* START DATA SHOWN *

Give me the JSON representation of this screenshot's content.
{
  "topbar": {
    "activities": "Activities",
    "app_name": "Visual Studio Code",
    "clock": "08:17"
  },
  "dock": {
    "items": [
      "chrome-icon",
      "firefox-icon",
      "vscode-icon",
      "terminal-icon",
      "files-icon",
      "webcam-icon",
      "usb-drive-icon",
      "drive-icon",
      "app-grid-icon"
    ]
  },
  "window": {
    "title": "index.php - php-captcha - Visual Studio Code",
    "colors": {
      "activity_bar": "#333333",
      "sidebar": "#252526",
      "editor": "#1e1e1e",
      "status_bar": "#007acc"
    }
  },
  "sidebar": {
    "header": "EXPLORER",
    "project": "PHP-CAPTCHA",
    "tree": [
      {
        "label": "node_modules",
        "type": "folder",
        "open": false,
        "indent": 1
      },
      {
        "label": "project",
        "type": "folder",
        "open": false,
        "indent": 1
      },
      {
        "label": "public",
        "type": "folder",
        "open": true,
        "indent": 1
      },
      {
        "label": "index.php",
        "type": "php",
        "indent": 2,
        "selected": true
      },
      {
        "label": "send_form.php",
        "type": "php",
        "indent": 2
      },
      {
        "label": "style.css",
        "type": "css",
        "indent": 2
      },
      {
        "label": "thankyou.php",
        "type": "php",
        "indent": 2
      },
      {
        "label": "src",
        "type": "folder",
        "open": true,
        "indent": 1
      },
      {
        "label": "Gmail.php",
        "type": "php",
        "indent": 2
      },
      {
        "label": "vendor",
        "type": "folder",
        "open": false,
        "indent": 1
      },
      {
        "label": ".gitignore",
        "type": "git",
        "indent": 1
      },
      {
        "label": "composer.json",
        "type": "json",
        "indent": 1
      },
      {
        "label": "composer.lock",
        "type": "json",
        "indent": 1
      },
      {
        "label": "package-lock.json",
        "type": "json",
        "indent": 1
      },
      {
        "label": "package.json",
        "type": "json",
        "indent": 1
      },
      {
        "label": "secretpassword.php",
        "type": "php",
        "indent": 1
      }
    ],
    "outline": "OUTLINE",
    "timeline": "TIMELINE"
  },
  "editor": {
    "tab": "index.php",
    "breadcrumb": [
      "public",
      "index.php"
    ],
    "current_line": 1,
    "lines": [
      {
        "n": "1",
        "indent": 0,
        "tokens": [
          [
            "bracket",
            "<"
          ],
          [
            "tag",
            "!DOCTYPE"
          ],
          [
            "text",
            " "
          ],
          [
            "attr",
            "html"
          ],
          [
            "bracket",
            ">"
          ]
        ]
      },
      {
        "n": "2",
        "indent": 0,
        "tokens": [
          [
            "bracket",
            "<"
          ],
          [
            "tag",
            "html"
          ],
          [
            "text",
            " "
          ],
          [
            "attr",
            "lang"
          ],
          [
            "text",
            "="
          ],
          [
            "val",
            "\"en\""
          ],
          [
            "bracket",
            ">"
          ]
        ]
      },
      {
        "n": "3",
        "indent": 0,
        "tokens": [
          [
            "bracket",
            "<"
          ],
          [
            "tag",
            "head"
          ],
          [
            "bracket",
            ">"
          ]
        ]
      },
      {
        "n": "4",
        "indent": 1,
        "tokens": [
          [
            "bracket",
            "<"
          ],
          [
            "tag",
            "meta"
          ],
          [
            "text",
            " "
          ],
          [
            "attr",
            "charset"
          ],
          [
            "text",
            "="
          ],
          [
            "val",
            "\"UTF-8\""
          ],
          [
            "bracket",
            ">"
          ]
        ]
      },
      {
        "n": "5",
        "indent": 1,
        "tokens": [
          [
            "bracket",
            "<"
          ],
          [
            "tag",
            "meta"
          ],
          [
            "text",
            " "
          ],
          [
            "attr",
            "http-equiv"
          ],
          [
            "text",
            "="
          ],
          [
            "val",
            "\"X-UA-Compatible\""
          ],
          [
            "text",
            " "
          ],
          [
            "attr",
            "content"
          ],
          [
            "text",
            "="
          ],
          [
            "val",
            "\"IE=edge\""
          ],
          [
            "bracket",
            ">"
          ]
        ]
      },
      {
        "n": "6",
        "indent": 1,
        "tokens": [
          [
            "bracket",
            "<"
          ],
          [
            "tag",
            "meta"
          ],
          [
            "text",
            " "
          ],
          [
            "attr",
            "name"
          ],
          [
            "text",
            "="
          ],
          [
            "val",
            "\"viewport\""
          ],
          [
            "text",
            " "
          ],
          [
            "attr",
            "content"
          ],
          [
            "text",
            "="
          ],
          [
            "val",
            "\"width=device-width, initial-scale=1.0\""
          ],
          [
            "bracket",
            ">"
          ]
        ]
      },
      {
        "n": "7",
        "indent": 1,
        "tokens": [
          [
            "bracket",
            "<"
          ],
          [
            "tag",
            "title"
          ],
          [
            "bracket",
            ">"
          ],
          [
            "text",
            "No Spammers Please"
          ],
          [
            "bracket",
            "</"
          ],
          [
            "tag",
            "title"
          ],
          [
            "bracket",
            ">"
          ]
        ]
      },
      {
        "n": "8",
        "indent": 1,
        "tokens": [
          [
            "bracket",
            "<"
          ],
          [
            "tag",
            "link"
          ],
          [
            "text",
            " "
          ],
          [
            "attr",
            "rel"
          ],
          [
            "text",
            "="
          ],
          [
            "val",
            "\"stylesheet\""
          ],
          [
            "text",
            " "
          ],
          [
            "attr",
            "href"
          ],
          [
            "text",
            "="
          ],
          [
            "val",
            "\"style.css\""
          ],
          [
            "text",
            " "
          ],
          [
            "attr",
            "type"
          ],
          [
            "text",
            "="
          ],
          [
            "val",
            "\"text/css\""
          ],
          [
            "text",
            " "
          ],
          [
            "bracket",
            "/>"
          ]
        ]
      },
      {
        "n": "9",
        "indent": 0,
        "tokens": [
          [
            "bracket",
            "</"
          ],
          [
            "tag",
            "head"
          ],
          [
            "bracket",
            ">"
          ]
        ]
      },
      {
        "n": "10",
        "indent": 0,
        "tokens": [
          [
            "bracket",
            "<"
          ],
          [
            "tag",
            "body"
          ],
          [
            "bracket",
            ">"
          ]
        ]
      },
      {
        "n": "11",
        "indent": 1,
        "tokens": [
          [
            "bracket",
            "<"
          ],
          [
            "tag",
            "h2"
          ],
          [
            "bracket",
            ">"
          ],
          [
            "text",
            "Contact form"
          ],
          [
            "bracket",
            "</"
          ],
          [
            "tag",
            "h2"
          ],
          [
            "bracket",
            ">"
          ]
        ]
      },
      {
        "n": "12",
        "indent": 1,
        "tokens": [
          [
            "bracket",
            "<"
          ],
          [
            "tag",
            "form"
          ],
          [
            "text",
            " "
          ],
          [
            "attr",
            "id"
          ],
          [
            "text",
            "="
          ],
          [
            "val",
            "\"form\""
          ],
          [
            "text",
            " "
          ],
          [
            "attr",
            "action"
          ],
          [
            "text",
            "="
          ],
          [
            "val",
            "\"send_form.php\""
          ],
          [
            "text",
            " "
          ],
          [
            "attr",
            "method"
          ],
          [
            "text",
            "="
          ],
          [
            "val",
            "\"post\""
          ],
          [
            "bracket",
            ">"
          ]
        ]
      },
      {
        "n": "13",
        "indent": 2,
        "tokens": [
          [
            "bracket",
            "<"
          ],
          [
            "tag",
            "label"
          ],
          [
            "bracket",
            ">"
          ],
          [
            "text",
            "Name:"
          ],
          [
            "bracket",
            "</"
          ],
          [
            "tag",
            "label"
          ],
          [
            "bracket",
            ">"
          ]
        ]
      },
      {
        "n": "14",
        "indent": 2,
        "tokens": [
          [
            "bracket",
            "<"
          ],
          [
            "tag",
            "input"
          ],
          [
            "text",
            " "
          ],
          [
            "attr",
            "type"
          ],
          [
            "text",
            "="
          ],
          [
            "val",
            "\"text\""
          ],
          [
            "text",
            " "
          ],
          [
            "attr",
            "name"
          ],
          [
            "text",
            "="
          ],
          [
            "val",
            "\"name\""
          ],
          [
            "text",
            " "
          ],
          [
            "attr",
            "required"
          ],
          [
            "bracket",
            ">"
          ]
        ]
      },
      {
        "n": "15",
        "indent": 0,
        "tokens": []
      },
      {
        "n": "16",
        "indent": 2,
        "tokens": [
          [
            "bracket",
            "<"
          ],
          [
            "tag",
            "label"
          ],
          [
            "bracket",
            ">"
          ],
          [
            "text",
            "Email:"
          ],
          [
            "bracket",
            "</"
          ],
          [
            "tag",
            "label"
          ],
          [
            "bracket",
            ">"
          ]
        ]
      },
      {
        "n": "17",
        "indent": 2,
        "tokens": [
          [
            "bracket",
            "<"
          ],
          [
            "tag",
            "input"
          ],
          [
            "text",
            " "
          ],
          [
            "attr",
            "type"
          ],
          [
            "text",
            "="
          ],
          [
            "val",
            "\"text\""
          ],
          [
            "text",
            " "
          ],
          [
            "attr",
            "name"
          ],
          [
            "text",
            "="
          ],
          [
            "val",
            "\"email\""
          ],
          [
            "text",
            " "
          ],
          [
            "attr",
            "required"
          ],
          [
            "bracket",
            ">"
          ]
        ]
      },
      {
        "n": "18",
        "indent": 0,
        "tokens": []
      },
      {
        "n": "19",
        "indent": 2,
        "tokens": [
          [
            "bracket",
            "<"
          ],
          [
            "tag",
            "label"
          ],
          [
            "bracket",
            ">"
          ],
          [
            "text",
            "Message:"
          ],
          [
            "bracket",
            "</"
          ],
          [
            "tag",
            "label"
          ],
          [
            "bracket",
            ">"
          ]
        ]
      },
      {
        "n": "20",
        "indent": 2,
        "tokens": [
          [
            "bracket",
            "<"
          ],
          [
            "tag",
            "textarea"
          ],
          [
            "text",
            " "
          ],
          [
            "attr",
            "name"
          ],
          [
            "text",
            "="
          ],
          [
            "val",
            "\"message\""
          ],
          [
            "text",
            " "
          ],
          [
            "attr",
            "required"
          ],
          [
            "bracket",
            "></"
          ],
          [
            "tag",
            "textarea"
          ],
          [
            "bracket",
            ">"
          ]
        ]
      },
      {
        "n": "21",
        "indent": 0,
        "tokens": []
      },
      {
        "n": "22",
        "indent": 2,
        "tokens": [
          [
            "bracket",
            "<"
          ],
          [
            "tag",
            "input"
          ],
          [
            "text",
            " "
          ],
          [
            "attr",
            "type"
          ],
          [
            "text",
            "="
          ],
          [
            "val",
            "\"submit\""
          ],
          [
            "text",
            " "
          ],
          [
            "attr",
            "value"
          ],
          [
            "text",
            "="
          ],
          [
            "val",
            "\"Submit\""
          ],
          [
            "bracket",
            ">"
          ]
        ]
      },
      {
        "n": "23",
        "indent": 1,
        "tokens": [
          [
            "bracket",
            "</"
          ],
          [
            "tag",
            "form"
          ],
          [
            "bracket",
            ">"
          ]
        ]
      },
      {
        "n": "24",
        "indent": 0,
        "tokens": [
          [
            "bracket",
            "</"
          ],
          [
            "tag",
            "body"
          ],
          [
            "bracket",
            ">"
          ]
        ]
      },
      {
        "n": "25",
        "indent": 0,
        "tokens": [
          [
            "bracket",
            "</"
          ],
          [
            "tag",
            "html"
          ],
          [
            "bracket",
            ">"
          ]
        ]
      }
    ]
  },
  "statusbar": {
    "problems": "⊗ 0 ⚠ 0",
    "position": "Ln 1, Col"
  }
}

* END DATA SHOWN *

# WHAT TO PRODUCE
Which lines above hold the word "index"? Copy each of them.

# WRITTEN SOLUTION
    "title": "index.php - php-captcha - Visual Studio Code",
        "label": "index.php",
    "tab": "index.php",
      "index.php"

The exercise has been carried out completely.